▶ [Directions for this task]
How many of the lines that follow contain the word "desc"? Give only the number.

◇ ◇ ◇ ◇ ◇

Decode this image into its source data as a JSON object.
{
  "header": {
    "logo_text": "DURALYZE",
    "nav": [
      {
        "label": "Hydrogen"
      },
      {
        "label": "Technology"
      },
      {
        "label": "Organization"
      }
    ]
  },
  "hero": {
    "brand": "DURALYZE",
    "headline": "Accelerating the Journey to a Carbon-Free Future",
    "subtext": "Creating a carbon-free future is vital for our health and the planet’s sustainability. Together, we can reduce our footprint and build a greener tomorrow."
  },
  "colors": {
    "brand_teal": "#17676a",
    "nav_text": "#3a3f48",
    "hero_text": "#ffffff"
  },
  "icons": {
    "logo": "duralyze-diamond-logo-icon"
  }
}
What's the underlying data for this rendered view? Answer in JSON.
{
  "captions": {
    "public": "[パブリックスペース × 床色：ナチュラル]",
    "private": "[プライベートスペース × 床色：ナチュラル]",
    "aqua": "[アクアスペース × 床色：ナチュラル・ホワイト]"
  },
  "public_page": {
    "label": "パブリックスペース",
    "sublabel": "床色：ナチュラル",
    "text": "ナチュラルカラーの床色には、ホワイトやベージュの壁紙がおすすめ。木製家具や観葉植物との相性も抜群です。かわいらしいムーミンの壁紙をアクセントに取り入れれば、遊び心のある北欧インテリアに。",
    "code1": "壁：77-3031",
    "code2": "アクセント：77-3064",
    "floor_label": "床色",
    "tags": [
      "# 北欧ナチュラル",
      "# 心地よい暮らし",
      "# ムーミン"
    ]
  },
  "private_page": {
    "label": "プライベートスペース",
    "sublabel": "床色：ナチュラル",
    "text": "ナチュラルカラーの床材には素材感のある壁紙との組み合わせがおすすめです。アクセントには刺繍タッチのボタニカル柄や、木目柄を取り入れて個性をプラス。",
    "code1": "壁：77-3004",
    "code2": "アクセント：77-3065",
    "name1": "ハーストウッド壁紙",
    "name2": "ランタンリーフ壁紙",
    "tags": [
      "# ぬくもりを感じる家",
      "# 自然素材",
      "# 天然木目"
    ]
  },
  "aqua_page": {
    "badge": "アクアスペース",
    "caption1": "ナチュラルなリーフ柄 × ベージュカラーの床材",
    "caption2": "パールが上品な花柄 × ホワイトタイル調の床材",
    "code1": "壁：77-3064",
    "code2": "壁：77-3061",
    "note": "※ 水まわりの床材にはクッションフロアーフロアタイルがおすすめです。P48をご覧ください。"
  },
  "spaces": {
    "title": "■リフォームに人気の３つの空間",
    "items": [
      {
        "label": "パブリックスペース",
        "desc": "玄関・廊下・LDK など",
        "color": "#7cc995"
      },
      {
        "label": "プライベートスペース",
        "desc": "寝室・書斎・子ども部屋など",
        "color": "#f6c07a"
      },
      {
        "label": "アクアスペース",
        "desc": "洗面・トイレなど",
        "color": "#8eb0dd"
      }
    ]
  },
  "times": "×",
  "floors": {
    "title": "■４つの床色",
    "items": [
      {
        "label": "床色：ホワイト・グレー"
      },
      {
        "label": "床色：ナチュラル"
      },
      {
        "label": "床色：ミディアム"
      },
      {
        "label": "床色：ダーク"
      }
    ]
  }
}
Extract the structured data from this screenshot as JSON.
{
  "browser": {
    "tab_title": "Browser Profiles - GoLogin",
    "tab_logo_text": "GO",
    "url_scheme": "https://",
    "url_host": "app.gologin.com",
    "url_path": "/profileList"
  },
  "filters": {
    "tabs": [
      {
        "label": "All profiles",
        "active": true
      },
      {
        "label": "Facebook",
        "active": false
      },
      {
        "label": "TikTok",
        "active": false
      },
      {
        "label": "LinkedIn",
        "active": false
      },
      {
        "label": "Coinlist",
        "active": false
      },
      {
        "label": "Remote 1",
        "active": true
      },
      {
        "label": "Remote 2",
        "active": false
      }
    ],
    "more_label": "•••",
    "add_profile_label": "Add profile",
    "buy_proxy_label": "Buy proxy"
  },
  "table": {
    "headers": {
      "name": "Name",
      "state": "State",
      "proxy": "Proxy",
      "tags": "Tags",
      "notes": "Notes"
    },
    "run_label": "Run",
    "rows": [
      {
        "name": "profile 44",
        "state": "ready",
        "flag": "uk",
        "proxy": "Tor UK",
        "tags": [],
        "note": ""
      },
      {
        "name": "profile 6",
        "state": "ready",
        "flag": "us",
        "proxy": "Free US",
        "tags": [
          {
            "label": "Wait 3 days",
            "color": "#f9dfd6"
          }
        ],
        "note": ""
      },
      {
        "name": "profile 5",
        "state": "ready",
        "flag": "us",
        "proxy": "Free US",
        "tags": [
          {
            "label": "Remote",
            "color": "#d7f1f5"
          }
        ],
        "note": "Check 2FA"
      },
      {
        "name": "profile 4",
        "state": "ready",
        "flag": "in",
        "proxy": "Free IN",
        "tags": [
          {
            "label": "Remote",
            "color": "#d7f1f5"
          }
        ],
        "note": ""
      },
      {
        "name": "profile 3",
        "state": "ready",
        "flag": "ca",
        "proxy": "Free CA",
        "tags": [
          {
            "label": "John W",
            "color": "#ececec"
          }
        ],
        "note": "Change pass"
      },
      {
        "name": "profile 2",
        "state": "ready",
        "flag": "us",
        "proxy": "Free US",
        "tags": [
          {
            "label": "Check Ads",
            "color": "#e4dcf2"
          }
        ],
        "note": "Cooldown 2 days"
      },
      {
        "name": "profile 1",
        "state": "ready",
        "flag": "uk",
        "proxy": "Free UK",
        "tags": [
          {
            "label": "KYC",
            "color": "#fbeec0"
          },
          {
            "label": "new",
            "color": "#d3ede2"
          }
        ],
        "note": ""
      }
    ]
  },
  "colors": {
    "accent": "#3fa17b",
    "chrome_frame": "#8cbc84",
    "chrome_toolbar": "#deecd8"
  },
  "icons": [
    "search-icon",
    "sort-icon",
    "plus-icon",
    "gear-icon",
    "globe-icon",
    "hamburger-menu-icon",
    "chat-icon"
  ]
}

◇ ◇ ◇ ◇ ◇

▶ [Written response]
3